▶ **PROMPT**
Output the entries verbatim, including every line.

### DATA RECORDS ###

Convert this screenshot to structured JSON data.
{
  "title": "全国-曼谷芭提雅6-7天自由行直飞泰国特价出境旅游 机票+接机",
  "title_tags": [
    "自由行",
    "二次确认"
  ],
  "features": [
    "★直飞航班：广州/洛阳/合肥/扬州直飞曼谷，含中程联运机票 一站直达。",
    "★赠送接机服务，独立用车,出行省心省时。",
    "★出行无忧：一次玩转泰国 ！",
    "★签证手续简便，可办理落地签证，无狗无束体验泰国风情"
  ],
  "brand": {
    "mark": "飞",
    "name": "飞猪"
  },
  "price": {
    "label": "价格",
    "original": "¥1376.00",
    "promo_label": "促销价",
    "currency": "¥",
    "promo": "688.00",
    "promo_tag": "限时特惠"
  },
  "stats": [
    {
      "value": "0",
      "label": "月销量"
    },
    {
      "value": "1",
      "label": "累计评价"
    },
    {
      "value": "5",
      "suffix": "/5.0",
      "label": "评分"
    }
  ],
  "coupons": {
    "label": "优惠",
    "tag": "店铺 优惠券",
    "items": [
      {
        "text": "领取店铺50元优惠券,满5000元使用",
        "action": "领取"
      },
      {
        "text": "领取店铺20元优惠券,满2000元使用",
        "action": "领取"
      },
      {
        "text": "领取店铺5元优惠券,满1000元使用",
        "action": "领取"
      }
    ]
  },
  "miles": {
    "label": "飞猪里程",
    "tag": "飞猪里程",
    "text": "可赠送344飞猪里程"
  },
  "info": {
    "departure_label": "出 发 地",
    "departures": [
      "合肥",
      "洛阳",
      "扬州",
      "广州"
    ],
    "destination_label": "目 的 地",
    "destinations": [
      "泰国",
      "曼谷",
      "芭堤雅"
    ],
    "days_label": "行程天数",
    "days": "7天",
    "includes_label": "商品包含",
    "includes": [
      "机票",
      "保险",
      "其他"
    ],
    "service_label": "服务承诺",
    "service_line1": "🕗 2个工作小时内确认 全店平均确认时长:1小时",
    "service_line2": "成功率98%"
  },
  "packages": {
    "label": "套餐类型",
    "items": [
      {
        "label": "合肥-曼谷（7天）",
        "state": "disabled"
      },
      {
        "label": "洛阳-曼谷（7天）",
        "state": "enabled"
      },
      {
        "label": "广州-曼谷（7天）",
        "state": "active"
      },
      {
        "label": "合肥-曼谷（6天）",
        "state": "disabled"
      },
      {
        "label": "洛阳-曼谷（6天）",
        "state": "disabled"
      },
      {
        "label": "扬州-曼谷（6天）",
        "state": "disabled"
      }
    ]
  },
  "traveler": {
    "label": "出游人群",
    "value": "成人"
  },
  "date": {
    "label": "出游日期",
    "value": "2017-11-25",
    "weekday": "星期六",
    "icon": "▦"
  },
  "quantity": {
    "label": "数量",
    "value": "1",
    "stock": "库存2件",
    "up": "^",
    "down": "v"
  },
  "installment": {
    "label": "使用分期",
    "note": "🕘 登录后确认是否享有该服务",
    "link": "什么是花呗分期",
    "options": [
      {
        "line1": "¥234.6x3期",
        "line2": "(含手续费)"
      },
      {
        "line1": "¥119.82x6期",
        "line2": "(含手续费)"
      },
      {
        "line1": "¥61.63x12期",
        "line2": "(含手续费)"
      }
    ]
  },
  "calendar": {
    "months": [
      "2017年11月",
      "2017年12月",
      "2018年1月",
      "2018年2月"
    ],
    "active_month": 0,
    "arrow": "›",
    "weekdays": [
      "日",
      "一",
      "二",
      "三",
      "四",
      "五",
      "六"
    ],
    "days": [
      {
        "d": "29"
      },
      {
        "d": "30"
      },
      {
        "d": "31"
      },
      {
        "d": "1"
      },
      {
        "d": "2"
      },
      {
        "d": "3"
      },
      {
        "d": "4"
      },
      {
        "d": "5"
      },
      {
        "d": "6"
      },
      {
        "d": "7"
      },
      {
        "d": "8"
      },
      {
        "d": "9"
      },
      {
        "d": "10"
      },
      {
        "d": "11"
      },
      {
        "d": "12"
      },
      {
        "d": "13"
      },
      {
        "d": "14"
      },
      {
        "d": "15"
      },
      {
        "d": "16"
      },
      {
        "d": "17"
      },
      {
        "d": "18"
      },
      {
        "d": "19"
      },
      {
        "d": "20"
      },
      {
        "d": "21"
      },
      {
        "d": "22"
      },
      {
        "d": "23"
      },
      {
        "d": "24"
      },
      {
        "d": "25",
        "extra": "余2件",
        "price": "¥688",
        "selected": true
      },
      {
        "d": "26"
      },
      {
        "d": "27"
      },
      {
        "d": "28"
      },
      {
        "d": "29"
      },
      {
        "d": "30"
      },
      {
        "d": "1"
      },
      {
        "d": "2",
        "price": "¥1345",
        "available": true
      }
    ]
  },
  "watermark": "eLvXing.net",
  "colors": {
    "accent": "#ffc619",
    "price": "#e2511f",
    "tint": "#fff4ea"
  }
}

###

▶ **COMPLETE ANSWER**
Convert this screenshot to structured JSON data.
{
  "title": "全国-曼谷芭提雅6-7天自由行直飞泰国特价出境旅游 机票+接机",
  "title_tags": [
    "自由行",
    "二次确认"
  ],
  "features": [
    "★直飞航班：广州/洛阳/合肥/扬州直飞曼谷，含中程联运机票 一站直达。",
    "★赠送接机服务，独立用车,出行省心省时。",
    "★出行无忧：一次玩转泰国 ！",
    "★签证手续简便，可办理落地签证，无狗无束体验泰国风情"
  ],
  "brand": {
    "mark": "飞",
    "name": "飞猪"
  },
  "price": {
    "label": "价格",
    "original": "¥1376.00",
    "promo_label": "促销价",
    "currency": "¥",
    "promo": "688.00",
    "promo_tag": "限时特惠"
  },
  "stats": [
    {
      "value": "0",
      "label": "月销量"
    },
    {
      "value": "1",
      "label": "累计评价"
    },
    {
      "value": "5",
      "suffix": "/5.0",
      "label": "评分"
    }
  ],
  "coupons": {
    "label": "优惠",
    "tag": "店铺 优惠券",
    "items": [
      {
        "text": "领取店铺50元优惠券,满5000元使用",
        "action": "领取"
      },
      {
        "text": "领取店铺20元优惠券,满2000元使用",
        "action": "领取"
      },
      {
        "text": "领取店铺5元优惠券,满1000元使用",
        "action": "领取"
      }
    ]
  },
  "miles": {
    "label": "飞猪里程",
    "tag": "飞猪里程",
    "text": "可赠送344飞猪里程"
  },
  "info": {
    "departure_label": "出 发 地",
    "departures": [
      "合肥",
      "洛阳",
      "扬州",
      "广州"
    ],
    "destination_label": "目 的 地",
    "destinations": [
      "泰国",
      "曼谷",
      "芭堤雅"
    ],
    "days_label": "行程天数",
    "days": "7天",
    "includes_label": "商品包含",
    "includes": [
      "机票",
      "保险",
      "其他"
    ],
    "service_label": "服务承诺",
    "service_line1": "🕗 2个工作小时内确认 全店平均确认时长:1小时",
    "service_line2": "成功率98%"
  },
  "packages": {
    "label": "套餐类型",
    "items": [
      {
        "label": "合肥-曼谷（7天）",
        "state": "disabled"
      },
      {
        "label": "洛阳-曼谷（7天）",
        "state": "enabled"
      },
      {
        "label": "广州-曼谷（7天）",
        "state": "active"
      },
      {
        "label": "合肥-曼谷（6天）",
        "state": "disabled"
      },
      {
        "label": "洛阳-曼谷（6天）",
        "state": "disabled"
      },
      {
        "label": "扬州-曼谷（6天）",
        "state": "disabled"
      }
    ]
  },
  "traveler": {
    "label": "出游人群",
    "value": "成人"
  },
  "date": {
    "label": "出游日期",
    "value": "2017-11-25",
    "weekday": "星期六",
    "icon": "▦"
  },
  "quantity": {
    "label": "数量",
    "value": "1",
    "stock": "库存2件",
    "up": "^",
    "down": "v"
  },
  "installment": {
    "label": "使用分期",
    "note": "🕘 登录后确认是否享有该服务",
    "link": "什么是花呗分期",
    "options": [
      {
        "line1": "¥234.6x3期",
        "line2": "(含手续费)"
      },
      {
        "line1": "¥119.82x6期",
        "line2": "(含手续费)"
      },
      {
        "line1": "¥61.63x12期",
        "line2": "(含手续费)"
      }
    ]
  },
  "calendar": {
    "months": [
      "2017年11月",
      "2017年12月",
      "2018年1月",
      "2018年2月"
    ],
    "active_month": 0,
    "arrow": "›",
    "weekdays": [
      "日",
      "一",
      "二",
      "三",
      "四",
      "五",
      "六"
    ],
    "days": [
      {
        "d": "29"
      },
      {
        "d": "30"
      },
      {
        "d": "31"
      },
      {
        "d": "1"
      },
      {
        "d": "2"
      },
      {
        "d": "3"
      },
      {
        "d": "4"
      },
      {
        "d": "5"
      },
      {
        "d": "6"
      },
      {
        "d": "7"
      },
      {
        "d": "8"
      },
      {
        "d": "9"
      },
      {
        "d": "10"
      },
      {
        "d": "11"
      },
      {
        "d": "12"
      },
      {
        "d": "13"
      },
      {
        "d": "14"
      },
      {
        "d": "15"
      },
      {
        "d": "16"
      },
      {
        "d": "17"
      },
      {
        "d": "18"
      },
      {
        "d": "19"
      },
      {
        "d": "20"
      },
      {
        "d": "21"
      },
      {
        "d": "22"
      },
      {
        "d": "23"
      },
      {
        "d": "24"
      },
      {
        "d": "25",
        "extra": "余2件",
        "price": "¥688",
        "selected": true
      },
      {
        "d": "26"
      },
      {
        "d": "27"
      },
      {
        "d": "28"
      },
      {
        "d": "29"
      },
      {
        "d": "30"
      },
      {
        "d": "1"
      },
      {
        "d": "2",
        "price": "¥1345",
        "available": true
      }
    ]
  },
  "watermark": "eLvXing.net",
  "colors": {
    "accent": "#ffc619",
    "price": "#e2511f",
    "tint": "#fff4ea"
  }
}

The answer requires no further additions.